→ **Tasks to perform**
**A)** In the posts about losing parents, how old was gondwanalon when their father died?
**B)** Please continue the posts about losing parents from the point where they end.

→ **Document segment**
After my father died 29 years ago, I felt as though I were suddenly on the edge of a precipice…as though his life had stood between me and mortality, and now that layer of protection were gone. It was totally an illusion, especially since both his mother and my mother were still living, but I felt that exposure keenly. Maybe it was just that losing my parent meant death was real.

I was pregnant when he died. I grieved for two years, through the birth and early life of my elder son, and I still miss him. There are so many things I’d like to have shared with him about my adult life and so many things I’d have liked to hear him talk about. Sometimes my son, who resembles him in many ways, looks so much like him in a momentary flash of posture or expression that it brings me to tears.

My mother was a different story. Through her later years, even though we were on opposite coasts, I talked to her on the phone every week, sent her things, and contributed materially to her support and comfort. I also traveled east to visit her, using up my two weeks’ vacation every year instead of doing things with my family. I still don’t know if that was right or not.

She fell apart by inches. As her husband put it once, “She has health problems from head to toe, not missing much in between.”

That spectacle left me with a permanent horror of creeping decrepitude and also of outliving my means. It’s the major reason why I am grateful every day for my ability to navigate under my own power.

When my mother died four years ago, I was ready to let her go. I think of her often, but I don’t have the same ache that I had and still sometimes have for my father. There was also conflict in my relationship with her that I never had with him.

He died in his early sixties, she in her latter eighties. That makes a difference. In his case it seemed really premature, and in hers it wasn’t.

gondwanalon's avatar

My Father died of leukemia when I was 4 years old. I have always cherished my many foggy memories of him. My Mother died of sideroblastic anemia when I was 45 years old (17 years ago). She had a very hard life trying her best to raise my two older sisters and me. We were such a very sad bunch. I wouldn’t call us a family as it was pretty much “every man for themselves” kind of survival mode living. Now I am so sorry that I didn’t do more to try to make my Mother’s life easier.

lightsourcetrickster's avatar

Just reading through some of the posts here makes me sad to see the familiar “How I wish we could have done things differently”. I wonder how many of us are still living like that – and I wonder how many who stumble on these answers are going to do their best to make a difference to their lives with any remaining family members (or indeed, friends).

→ **Entries supplied**
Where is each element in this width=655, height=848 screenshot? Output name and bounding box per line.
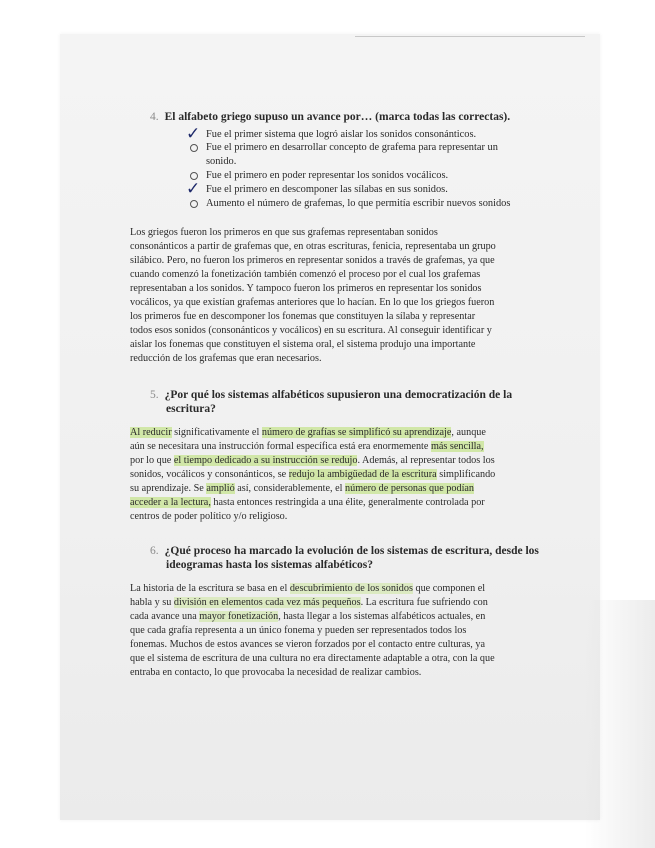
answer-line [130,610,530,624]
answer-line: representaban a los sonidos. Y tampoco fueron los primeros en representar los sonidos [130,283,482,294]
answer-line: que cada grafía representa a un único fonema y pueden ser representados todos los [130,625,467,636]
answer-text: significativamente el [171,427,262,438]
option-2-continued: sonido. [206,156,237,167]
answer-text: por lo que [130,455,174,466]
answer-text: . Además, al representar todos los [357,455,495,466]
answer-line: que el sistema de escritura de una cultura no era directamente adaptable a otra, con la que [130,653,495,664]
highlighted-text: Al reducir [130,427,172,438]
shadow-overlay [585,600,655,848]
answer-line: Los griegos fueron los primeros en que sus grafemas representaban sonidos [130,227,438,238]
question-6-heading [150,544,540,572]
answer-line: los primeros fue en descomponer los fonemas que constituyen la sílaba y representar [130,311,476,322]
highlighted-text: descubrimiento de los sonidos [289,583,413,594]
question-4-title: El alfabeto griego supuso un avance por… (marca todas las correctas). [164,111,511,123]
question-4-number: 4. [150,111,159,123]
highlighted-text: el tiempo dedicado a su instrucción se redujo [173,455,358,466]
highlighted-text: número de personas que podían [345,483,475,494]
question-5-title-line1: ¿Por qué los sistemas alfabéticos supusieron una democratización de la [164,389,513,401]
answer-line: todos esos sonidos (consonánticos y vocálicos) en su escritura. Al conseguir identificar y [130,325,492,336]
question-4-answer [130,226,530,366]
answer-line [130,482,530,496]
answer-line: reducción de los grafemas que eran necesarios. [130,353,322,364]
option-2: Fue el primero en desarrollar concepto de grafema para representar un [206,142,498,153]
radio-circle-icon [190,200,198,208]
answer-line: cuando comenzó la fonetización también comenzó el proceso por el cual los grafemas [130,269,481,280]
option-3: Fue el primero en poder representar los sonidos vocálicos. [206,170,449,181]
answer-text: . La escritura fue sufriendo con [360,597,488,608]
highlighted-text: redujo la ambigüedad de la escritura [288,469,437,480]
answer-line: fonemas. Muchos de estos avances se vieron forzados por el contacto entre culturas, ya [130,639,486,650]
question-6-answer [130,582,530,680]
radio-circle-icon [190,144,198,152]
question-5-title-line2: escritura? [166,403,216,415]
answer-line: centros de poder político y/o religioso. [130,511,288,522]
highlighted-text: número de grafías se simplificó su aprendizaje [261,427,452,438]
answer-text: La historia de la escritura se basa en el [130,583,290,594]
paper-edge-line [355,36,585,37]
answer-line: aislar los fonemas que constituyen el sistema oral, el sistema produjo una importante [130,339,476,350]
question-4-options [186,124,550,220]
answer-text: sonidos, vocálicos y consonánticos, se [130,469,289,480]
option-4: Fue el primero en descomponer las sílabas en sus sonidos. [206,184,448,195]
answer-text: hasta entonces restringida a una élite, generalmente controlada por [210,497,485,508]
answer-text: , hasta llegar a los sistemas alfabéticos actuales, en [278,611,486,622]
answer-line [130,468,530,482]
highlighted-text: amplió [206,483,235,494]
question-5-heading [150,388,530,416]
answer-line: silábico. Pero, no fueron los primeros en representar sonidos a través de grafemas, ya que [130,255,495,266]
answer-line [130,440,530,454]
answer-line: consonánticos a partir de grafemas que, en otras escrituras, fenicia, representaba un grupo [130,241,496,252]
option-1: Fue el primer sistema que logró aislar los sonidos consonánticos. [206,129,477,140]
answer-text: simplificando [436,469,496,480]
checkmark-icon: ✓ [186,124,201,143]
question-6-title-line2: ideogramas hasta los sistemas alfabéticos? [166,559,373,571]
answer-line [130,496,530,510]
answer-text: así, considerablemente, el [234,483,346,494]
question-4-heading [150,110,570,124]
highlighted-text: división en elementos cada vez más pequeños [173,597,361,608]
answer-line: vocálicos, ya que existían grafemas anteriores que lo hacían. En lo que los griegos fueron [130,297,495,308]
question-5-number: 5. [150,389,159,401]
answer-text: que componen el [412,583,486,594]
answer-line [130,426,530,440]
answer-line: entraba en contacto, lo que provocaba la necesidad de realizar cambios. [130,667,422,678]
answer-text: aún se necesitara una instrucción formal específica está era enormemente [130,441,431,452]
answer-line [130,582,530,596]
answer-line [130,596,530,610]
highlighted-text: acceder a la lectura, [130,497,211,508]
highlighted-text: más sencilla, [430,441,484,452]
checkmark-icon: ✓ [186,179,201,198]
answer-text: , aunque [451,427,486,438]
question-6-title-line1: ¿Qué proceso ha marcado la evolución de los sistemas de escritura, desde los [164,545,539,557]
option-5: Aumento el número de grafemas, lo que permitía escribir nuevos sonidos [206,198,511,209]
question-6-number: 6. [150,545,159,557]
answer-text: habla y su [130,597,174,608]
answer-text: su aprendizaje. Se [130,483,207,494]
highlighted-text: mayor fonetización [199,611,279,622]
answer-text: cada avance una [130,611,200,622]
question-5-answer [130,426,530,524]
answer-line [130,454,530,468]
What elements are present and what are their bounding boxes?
* * *
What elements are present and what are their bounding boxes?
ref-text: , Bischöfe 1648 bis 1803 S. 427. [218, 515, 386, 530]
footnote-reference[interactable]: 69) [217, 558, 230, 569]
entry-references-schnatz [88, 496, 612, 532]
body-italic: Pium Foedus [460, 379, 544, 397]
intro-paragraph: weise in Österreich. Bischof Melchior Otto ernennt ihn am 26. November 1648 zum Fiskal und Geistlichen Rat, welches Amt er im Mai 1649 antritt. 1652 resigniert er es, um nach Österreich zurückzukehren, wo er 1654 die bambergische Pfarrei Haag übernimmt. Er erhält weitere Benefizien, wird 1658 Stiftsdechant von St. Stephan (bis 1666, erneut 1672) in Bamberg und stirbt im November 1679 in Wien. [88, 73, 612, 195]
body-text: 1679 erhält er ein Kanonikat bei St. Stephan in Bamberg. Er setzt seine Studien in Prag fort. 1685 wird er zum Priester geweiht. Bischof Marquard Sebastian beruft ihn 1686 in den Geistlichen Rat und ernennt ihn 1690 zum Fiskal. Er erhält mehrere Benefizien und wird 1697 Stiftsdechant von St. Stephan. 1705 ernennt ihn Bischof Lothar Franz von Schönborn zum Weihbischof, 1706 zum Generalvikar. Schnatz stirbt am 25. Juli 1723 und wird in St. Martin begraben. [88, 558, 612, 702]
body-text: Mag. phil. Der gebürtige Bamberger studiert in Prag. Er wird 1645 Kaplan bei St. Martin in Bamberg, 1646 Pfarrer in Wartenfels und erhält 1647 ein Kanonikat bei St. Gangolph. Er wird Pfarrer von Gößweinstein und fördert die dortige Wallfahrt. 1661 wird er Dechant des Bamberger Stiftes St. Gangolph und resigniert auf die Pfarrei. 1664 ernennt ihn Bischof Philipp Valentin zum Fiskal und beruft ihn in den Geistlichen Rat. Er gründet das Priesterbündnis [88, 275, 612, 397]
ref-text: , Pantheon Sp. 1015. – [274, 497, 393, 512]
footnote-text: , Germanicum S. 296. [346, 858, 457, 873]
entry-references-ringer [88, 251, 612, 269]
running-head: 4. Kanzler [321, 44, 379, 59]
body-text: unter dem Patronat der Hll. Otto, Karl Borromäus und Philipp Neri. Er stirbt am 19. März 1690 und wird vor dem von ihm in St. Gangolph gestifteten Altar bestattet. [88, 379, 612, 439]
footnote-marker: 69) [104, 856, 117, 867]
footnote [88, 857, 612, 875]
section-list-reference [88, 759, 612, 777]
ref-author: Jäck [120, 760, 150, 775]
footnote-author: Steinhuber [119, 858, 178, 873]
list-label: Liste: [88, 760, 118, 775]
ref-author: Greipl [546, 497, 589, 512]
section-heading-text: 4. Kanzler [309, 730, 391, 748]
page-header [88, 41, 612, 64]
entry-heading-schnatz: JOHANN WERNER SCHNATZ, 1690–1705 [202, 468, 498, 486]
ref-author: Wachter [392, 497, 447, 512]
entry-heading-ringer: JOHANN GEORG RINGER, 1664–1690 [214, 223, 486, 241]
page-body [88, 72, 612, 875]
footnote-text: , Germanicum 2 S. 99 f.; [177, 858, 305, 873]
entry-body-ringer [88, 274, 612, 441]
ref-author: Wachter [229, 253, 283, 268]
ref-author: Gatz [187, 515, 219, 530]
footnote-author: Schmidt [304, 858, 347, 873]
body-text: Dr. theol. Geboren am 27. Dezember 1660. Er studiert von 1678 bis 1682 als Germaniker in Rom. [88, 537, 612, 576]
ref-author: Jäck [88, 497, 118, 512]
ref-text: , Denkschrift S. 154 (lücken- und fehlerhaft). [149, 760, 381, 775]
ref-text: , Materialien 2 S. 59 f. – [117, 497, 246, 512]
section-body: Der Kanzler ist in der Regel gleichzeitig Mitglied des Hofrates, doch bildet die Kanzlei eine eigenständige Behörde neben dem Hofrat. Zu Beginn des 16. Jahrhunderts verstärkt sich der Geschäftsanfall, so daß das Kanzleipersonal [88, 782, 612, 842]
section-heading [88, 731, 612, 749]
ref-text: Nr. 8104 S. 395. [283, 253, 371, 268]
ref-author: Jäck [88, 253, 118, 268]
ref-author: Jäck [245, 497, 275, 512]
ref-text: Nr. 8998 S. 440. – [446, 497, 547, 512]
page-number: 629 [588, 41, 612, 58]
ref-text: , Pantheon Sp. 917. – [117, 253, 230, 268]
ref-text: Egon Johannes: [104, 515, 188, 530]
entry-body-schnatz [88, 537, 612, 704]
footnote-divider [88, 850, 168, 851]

→ **Answers provided**
**A)** Four years old.

**B)**
Whilst not having lost my own parents, yet, I have one surviving grandparent, my Mother’s Father. He’s 93 this year. Hell of a lot of innings. However her Mother died in the late 90s, from emphysema. Life was never very easy for either my Mother or my Grandma, lots of arguing, they were always arguing, and when Grandma did eventually pass away, Mother was more relieved than anything else, but I know that even to this day, Mom still feels a little at a loss. Every Mother’s Day she seems to go through this sensation of the realization – as if it were for the first time – she has no Mother. I don’t think it sticks around for too long though, because we’re all a little rough around the edges, we’ve seen a lot in our lives and endured a lot of trials and tribulations, so that feeling soon goes away – I think she only gets it when she allows herself to think about it, or she daydreams about when she did have a Mom.

creative1's avatar

My father died when I was 17 and was devasting to me, I still if I let myself think too much it upsets me to the point I cry. I don’t know if I ever got over his death fully but it did change my perception about life and how short it can be and to try not to take those we love for granted. I try to tell those I love just how much they mean to me.

Aster's avatar

When mine died fifteen years ago I felt sad but relieved. It was a kind of fog I was in but , at the same time, dad had been suffering emotionally since mom passed away then he began going downhill physically and was being manipulated by a sadistic head of nursing. Mom didn’t really have a life for three years before she died. She was in bed 24/7 paralyzed on one side and told me she was “just existing.” So I couldn’t help but feel actually happy for both of them that all their suffering was over. My then MIL told me I sounded like a different person a day after his funeral. He was extremely demanding of me and I did every crazy thing I could to keep him alive no matter how nasty he was towards me. The entire time my husband was extremely kind, supportive and long suffering and I’ll never be able to repay him .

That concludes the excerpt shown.